** Start of RECORDS TO PROCESS **
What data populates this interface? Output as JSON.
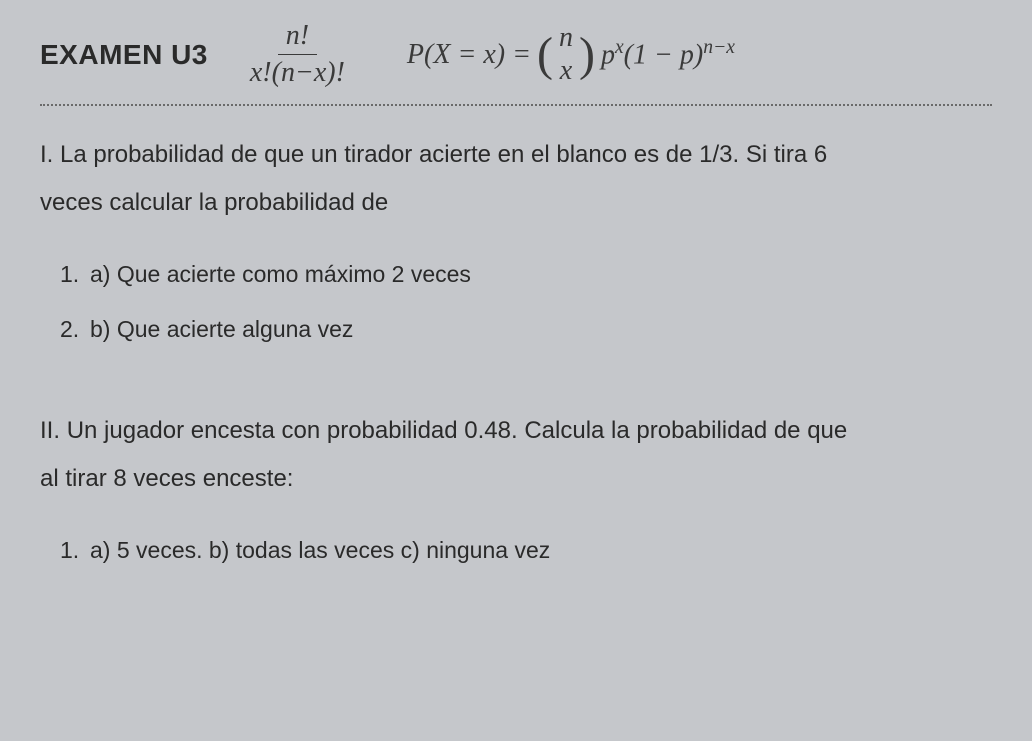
{
  "header": {
    "exam_title": "EXAMEN U3",
    "formula_fraction": {
      "numerator": "n!",
      "denominator": "x!(n−x)!"
    },
    "formula_binomial": {
      "lhs": "P(X = x) = ",
      "binom_top": "n",
      "binom_bottom": "x",
      "p_base": "p",
      "p_exp": "x",
      "q_base": "(1 − p)",
      "q_exp": "n−x"
    }
  },
  "question1": {
    "number": "I.",
    "text_line1": "La probabilidad de que un tirador acierte en el blanco es de 1/3. Si tira 6",
    "text_line2": "veces calcular la probabilidad de",
    "subitems": [
      {
        "num": "1.",
        "text": "a) Que acierte como máximo 2 veces"
      },
      {
        "num": "2.",
        "text": "b) Que acierte alguna vez"
      }
    ]
  },
  "question2": {
    "number": "II.",
    "text_line1": "Un jugador encesta con probabilidad 0.48. Calcula la probabilidad de que",
    "text_line2": "al tirar 8 veces enceste:",
    "subitems": [
      {
        "num": "1.",
        "text": "a) 5 veces. b) todas las veces c) ninguna vez"
      }
    ]
  },
  "styling": {
    "background_color": "#c5c7cb",
    "text_color": "#2a2a2a",
    "formula_color": "#3a3a3a",
    "dotted_color": "#6a6a6a",
    "title_fontsize": 28,
    "body_fontsize": 24,
    "subitem_fontsize": 23,
    "formula_fontsize": 28
  }
}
** End of RECORDS TO PROCESS **
Reproduce each record above by retyping it exactly; omit all images.

ANSWER:
What data populates this interface? Output as JSON.
{
  "header": {
    "exam_title": "EXAMEN U3",
    "formula_fraction": {
      "numerator": "n!",
      "denominator": "x!(n−x)!"
    },
    "formula_binomial": {
      "lhs": "P(X = x) = ",
      "binom_top": "n",
      "binom_bottom": "x",
      "p_base": "p",
      "p_exp": "x",
      "q_base": "(1 − p)",
      "q_exp": "n−x"
    }
  },
  "question1": {
    "number": "I.",
    "text_line1": "La probabilidad de que un tirador acierte en el blanco es de 1/3. Si tira 6",
    "text_line2": "veces calcular la probabilidad de",
    "subitems": [
      {
        "num": "1.",
        "text": "a) Que acierte como máximo 2 veces"
      },
      {
        "num": "2.",
        "text": "b) Que acierte alguna vez"
      }
    ]
  },
  "question2": {
    "number": "II.",
    "text_line1": "Un jugador encesta con probabilidad 0.48. Calcula la probabilidad de que",
    "text_line2": "al tirar 8 veces enceste:",
    "subitems": [
      {
        "num": "1.",
        "text": "a) 5 veces. b) todas las veces c) ninguna vez"
      }
    ]
  },
  "styling": {
    "background_color": "#c5c7cb",
    "text_color": "#2a2a2a",
    "formula_color": "#3a3a3a",
    "dotted_color": "#6a6a6a",
    "title_fontsize": 28,
    "body_fontsize": 24,
    "subitem_fontsize": 23,
    "formula_fontsize": 28
  }
}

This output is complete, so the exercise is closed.